**YOUR TASK:** Every line must be returned precisely as it is written.

**INPUT FOR THIS TASK:**
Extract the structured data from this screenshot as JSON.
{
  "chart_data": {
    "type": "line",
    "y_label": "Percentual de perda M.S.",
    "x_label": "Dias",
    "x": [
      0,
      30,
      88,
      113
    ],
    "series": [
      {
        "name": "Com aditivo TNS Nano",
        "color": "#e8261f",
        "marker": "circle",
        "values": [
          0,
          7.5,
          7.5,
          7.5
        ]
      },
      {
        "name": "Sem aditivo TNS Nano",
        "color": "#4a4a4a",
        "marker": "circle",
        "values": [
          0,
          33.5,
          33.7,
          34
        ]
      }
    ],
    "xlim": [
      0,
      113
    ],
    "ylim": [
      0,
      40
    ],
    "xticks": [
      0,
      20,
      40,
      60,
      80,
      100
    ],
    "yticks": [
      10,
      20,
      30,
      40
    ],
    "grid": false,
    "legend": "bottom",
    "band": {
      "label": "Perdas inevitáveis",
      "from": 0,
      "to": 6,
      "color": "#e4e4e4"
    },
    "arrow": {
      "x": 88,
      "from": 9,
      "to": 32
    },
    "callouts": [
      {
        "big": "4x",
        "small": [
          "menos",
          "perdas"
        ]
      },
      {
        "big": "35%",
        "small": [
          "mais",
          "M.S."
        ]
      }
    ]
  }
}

**RESULT:**
Extract the structured data from this screenshot as JSON.
{
  "chart_data": {
    "type": "line",
    "y_label": "Percentual de perda M.S.",
    "x_label": "Dias",
    "x": [
      0,
      30,
      88,
      113
    ],
    "series": [
      {
        "name": "Com aditivo TNS Nano",
        "color": "#e8261f",
        "marker": "circle",
        "values": [
          0,
          7.5,
          7.5,
          7.5
        ]
      },
      {
        "name": "Sem aditivo TNS Nano",
        "color": "#4a4a4a",
        "marker": "circle",
        "values": [
          0,
          33.5,
          33.7,
          34
        ]
      }
    ],
    "xlim": [
      0,
      113
    ],
    "ylim": [
      0,
      40
    ],
    "xticks": [
      0,
      20,
      40,
      60,
      80,
      100
    ],
    "yticks": [
      10,
      20,
      30,
      40
    ],
    "grid": false,
    "legend": "bottom",
    "band": {
      "label": "Perdas inevitáveis",
      "from": 0,
      "to": 6,
      "color": "#e4e4e4"
    },
    "arrow": {
      "x": 88,
      "from": 9,
      "to": 32
    },
    "callouts": [
      {
        "big": "4x",
        "small": [
          "menos",
          "perdas"
        ]
      },
      {
        "big": "35%",
        "small": [
          "mais",
          "M.S."
        ]
      }
    ]
  }
}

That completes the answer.